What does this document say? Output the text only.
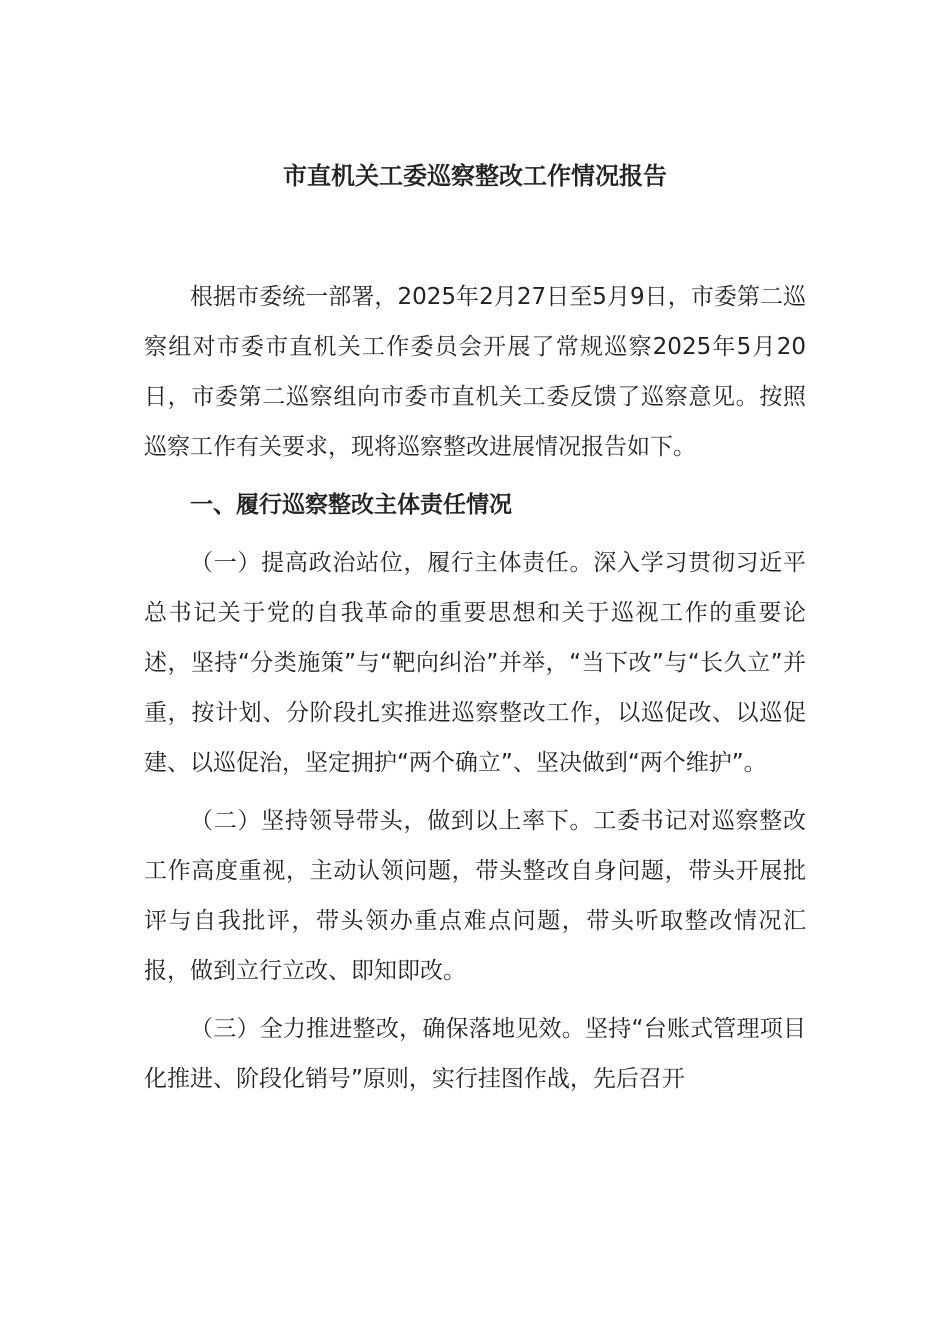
市直机关工委巡察整改工作情况报告

根据市委统一部署，2025年2月27日至5月9日，市委第二巡察组对市委市直机关工作委员会开展了常规巡察2025年5月20日，市委第二巡察组向市委市直机关工委反馈了巡察意见。按照巡察工作有关要求，现将巡察整改进展情况报告如下。

一、履行巡察整改主体责任情况

（一）提高政治站位，履行主体责任。深入学习贯彻习近平总书记关于党的自我革命的重要思想和关于巡视工作的重要论述，坚持“分类施策”与“靶向纠治”并举，“当下改”与“长久立”并重，按计划、分阶段扎实推进巡察整改工作，以巡促改、以巡促建、以巡促治，坚定拥护“两个确立”、坚决做到“两个维护”。

（二）坚持领导带头，做到以上率下。工委书记对巡察整改工作高度重视，主动认领问题，带头整改自身问题，带头开展批评与自我批评，带头领办重点难点问题，带头听取整改情况汇报，做到立行立改、即知即改。

（三）全力推进整改，确保落地见效。坚持“台账式管理项目化推进、阶段化销号”原则，实行挂图作战，先后召开
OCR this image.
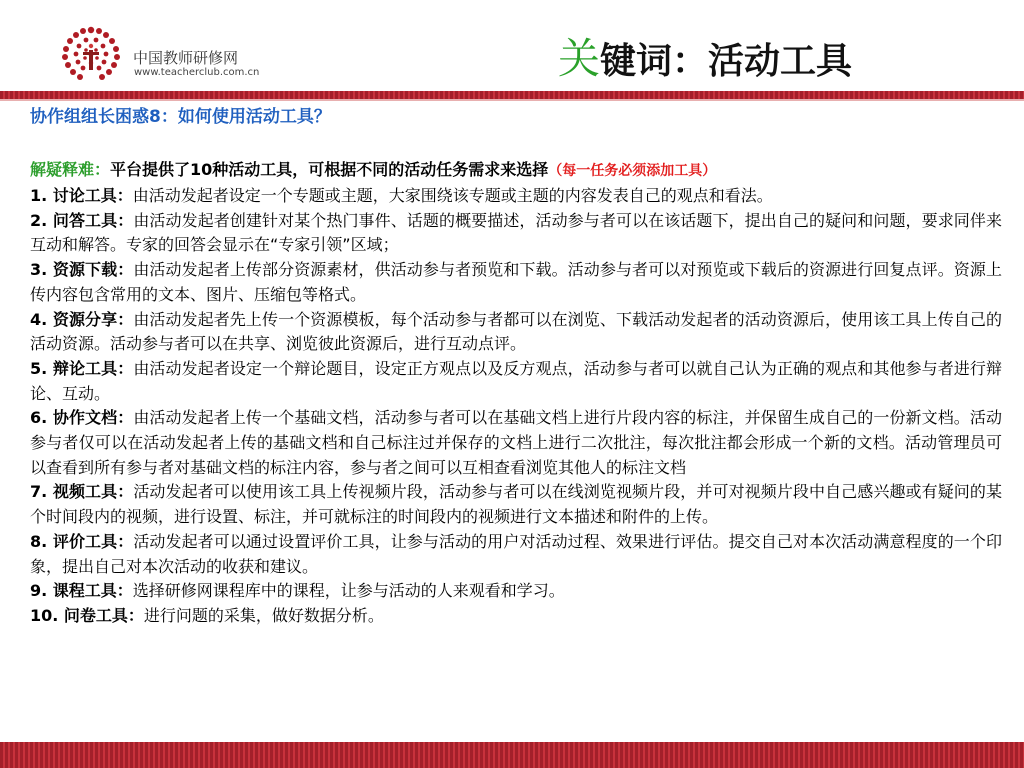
中国教师研修网
www.teacherclub.com.cn	关键词：活动工具

协作组组长困惑8：如何使用活动工具？

解疑释难：平台提供了10种活动工具，可根据不同的活动任务需求来选择（每一任务必须添加工具）

1. 讨论工具：由活动发起者设定一个专题或主题，大家围绕该专题或主题的内容发表自己的观点和看法。

2. 问答工具：由活动发起者创建针对某个热门事件、话题的概要描述，活动参与者可以在该话题下，提出自己的疑问和问题，要求同伴来互动和解答。专家的回答会显示在“专家引领”区域；

3. 资源下载：由活动发起者上传部分资源素材，供活动参与者预览和下载。活动参与者可以对预览或下载后的资源进行回复点评。资源上传内容包含常用的文本、图片、压缩包等格式。

4. 资源分享：由活动发起者先上传一个资源模板，每个活动参与者都可以在浏览、下载活动发起者的活动资源后，使用该工具上传自己的活动资源。活动参与者可以在共享、浏览彼此资源后，进行互动点评。

5. 辩论工具：由活动发起者设定一个辩论题目，设定正方观点以及反方观点，活动参与者可以就自己认为正确的观点和其他参与者进行辩论、互动。

6. 协作文档：由活动发起者上传一个基础文档，活动参与者可以在基础文档上进行片段内容的标注，并保留生成自己的一份新文档。活动参与者仅可以在活动发起者上传的基础文档和自己标注过并保存的文档上进行二次批注，每次批注都会形成一个新的文档。活动管理员可以查看到所有参与者对基础文档的标注内容，参与者之间可以互相查看浏览其他人的标注文档

7. 视频工具：活动发起者可以使用该工具上传视频片段，活动参与者可以在线浏览视频片段，并可对视频片段中自己感兴趣或有疑问的某个时间段内的视频，进行设置、标注，并可就标注的时间段内的视频进行文本描述和附件的上传。

8. 评价工具：活动发起者可以通过设置评价工具，让参与活动的用户对活动过程、效果进行评估。提交自己对本次活动满意程度的一个印象，提出自己对本次活动的收获和建议。

9. 课程工具：选择研修网课程库中的课程，让参与活动的人来观看和学习。

10. 问卷工具：进行问题的采集，做好数据分析。
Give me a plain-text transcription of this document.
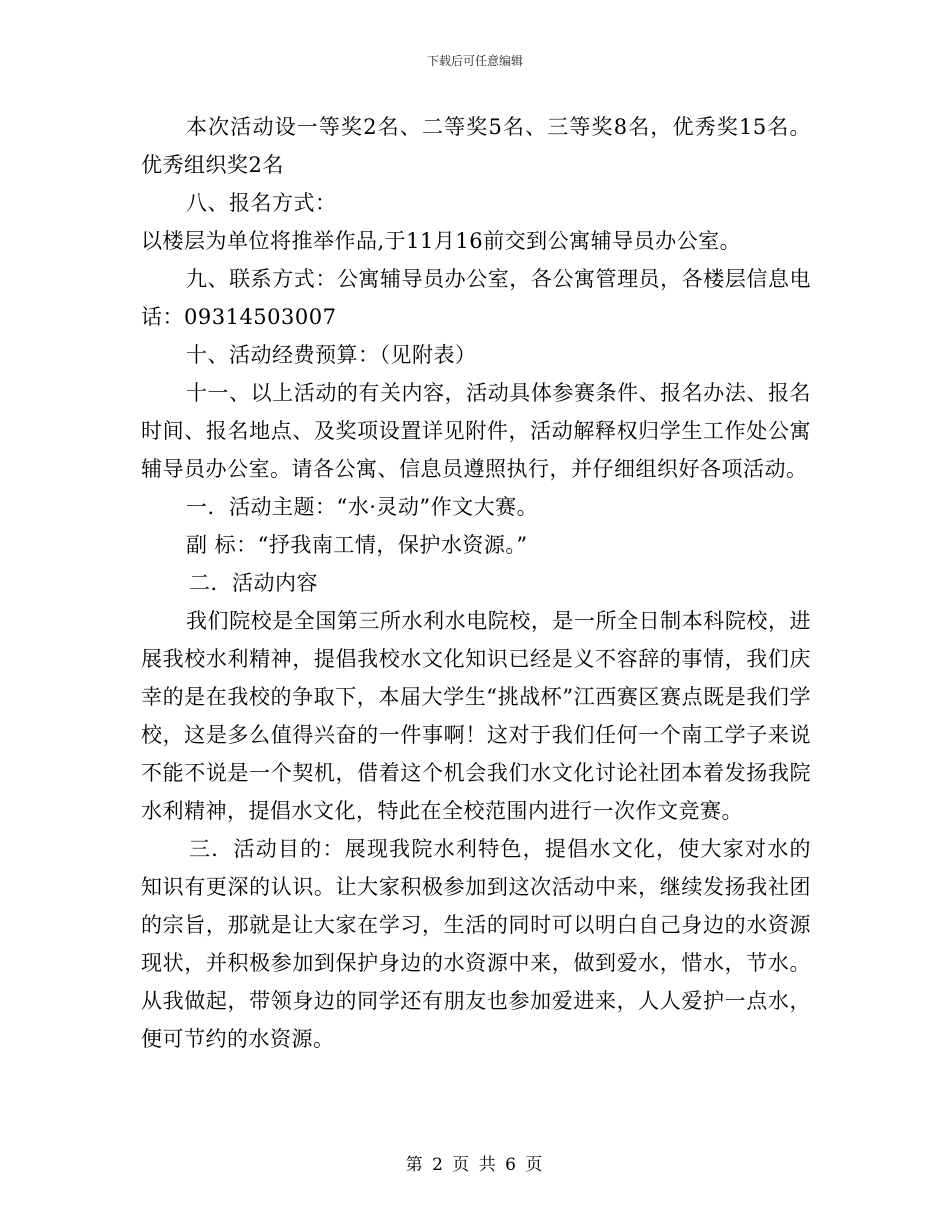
下载后可任意编辑

本次活动设一等奖2名、二等奖5名、三等奖8名，优秀奖15名。优秀组织奖2名

八、报名方式：

以楼层为单位将推举作品,于11月16前交到公寓辅导员办公室。

九、联系方式：公寓辅导员办公室，各公寓管理员，各楼层信息电话：09314503007

十、活动经费预算：（见附表）

十一、以上活动的有关内容，活动具体参赛条件、报名办法、报名时间、报名地点、及奖项设置详见附件，活动解释权归学生工作处公寓辅导员办公室。请各公寓、信息员遵照执行，并仔细组织好各项活动。

一．活动主题：“水·灵动”作文大赛。

副 标：“抒我南工情，保护水资源。”

二．活动内容

我们院校是全国第三所水利水电院校，是一所全日制本科院校，进展我校水利精神，提倡我校水文化知识已经是义不容辞的事情，我们庆幸的是在我校的争取下，本届大学生“挑战杯”江西赛区赛点既是我们学校，这是多么值得兴奋的一件事啊！这对于我们任何一个南工学子来说不能不说是一个契机，借着这个机会我们水文化讨论社团本着发扬我院水利精神，提倡水文化，特此在全校范围内进行一次作文竞赛。

三．活动目的：展现我院水利特色，提倡水文化，使大家对水的知识有更深的认识。让大家积极参加到这次活动中来，继续发扬我社团的宗旨，那就是让大家在学习，生活的同时可以明白自己身边的水资源现状，并积极参加到保护身边的水资源中来，做到爱水，惜水，节水。从我做起，带领身边的同学还有朋友也参加爱进来，人人爱护一点水，便可节约的水资源。

第 2 页 共 6 页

*What needs to be done*: Whichever lines contain the string "提倡水文化", select and copy them.

*Answer below*:
我们院校是全国第三所水利水电院校，是一所全日制本科院校，进展我校水利精神，提倡我校水文化知识已经是义不容辞的事情，我们庆幸的是在我校的争取下，本届大学生“挑战杯”江西赛区赛点既是我们学校，这是多么值得兴奋的一件事啊！这对于我们任何一个南工学子来说不能不说是一个契机，借着这个机会我们水文化讨论社团本着发扬我院水利精神，提倡水文化，特此在全校范围内进行一次作文竞赛。
三．活动目的：展现我院水利特色，提倡水文化，使大家对水的知识有更深的认识。让大家积极参加到这次活动中来，继续发扬我社团的宗旨，那就是让大家在学习，生活的同时可以明白自己身边的水资源现状，并积极参加到保护身边的水资源中来，做到爱水，惜水，节水。从我做起，带领身边的同学还有朋友也参加爱进来，人人爱护一点水，便可节约的水资源。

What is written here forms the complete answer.